**Requirements**
Each record below should be repeated precisely as written.

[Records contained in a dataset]
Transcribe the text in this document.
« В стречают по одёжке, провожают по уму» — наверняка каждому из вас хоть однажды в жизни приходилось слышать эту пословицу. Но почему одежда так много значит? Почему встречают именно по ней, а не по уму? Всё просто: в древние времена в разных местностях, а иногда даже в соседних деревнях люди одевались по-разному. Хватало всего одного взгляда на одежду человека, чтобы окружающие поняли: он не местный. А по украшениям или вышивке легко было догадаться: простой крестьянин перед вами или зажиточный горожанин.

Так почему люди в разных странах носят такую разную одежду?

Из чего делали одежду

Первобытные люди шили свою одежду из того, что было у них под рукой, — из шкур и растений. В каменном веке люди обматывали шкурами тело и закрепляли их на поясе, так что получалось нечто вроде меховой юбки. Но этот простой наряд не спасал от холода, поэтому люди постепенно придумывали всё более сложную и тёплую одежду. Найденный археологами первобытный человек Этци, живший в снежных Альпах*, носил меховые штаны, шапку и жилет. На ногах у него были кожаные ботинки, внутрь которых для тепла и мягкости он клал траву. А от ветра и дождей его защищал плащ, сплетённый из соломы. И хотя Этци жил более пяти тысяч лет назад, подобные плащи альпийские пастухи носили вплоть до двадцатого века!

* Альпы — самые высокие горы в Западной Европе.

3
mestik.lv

**Expected output**
Transcribe the text in this document.
« В стречают по одёжке, провожают по уму» — наверняка каждому из вас хоть однажды в жизни приходилось слышать эту пословицу. Но почему одежда так много значит? Почему встречают именно по ней, а не по уму? Всё просто: в древние времена в разных местностях, а иногда даже в соседних деревнях люди одевались по-разному. Хватало всего одного взгляда на одежду человека, чтобы окружающие поняли: он не местный. А по украшениям или вышивке легко было догадаться: простой крестьянин перед вами или зажиточный горожанин.

Так почему люди в разных странах носят такую разную одежду?

Из чего делали одежду

Первобытные люди шили свою одежду из того, что было у них под рукой, — из шкур и растений. В каменном веке люди обматывали шкурами тело и закрепляли их на поясе, так что получалось нечто вроде меховой юбки. Но этот простой наряд не спасал от холода, поэтому люди постепенно придумывали всё более сложную и тёплую одежду. Найденный археологами первобытный человек Этци, живший в снежных Альпах*, носил меховые штаны, шапку и жилет. На ногах у него были кожаные ботинки, внутрь которых для тепла и мягкости он клал траву. А от ветра и дождей его защищал плащ, сплетённый из соломы. И хотя Этци жил более пяти тысяч лет назад, подобные плащи альпийские пастухи носили вплоть до двадцатого века!

* Альпы — самые высокие горы в Западной Европе.

3
mestik.lv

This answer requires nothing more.